AIM
Pull out every line below that holds the word "fundamentowe".

****

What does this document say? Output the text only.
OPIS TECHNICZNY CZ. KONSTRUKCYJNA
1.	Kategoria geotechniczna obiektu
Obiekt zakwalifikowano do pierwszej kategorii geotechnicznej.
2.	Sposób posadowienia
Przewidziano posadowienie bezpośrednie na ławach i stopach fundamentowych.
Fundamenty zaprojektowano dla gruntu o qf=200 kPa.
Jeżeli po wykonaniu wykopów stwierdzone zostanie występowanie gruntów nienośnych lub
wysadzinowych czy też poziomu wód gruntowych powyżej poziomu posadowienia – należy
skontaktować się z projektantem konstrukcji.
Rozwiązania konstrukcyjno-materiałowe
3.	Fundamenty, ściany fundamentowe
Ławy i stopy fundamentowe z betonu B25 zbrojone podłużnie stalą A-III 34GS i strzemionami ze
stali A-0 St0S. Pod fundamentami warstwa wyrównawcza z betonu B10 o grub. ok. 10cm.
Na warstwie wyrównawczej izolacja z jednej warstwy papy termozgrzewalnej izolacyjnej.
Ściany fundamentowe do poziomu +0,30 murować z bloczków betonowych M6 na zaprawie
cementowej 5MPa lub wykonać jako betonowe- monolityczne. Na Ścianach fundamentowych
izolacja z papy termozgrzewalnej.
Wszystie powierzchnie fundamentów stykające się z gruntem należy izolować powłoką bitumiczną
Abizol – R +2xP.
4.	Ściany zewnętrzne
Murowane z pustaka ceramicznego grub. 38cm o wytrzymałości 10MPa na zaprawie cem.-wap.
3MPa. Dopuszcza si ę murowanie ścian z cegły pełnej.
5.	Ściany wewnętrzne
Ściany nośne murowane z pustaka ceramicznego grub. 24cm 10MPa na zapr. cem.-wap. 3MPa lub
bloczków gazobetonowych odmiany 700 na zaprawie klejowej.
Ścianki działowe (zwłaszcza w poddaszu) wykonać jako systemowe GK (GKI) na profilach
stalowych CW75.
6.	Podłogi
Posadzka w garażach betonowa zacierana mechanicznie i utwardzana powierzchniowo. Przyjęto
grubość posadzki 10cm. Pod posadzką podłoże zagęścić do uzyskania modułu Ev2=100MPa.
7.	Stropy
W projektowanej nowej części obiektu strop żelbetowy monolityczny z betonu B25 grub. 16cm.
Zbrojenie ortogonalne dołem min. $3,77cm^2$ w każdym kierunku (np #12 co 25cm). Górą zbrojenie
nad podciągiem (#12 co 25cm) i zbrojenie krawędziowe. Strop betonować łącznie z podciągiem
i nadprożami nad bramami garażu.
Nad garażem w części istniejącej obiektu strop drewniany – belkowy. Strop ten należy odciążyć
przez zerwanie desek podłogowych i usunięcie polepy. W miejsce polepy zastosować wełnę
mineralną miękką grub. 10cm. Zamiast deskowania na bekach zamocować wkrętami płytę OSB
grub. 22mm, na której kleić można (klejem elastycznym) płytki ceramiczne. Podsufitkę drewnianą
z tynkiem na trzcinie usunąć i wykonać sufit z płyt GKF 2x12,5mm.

****

SOLUTION FOR THIS PROBLEM
3.	Fundamenty, ściany fundamentowe
Ławy i stopy fundamentowe z betonu B25 zbrojone podłużnie stalą A-III 34GS i strzemionami ze
Ściany fundamentowe do poziomu +0,30 murować z bloczków betonowych M6 na zaprawie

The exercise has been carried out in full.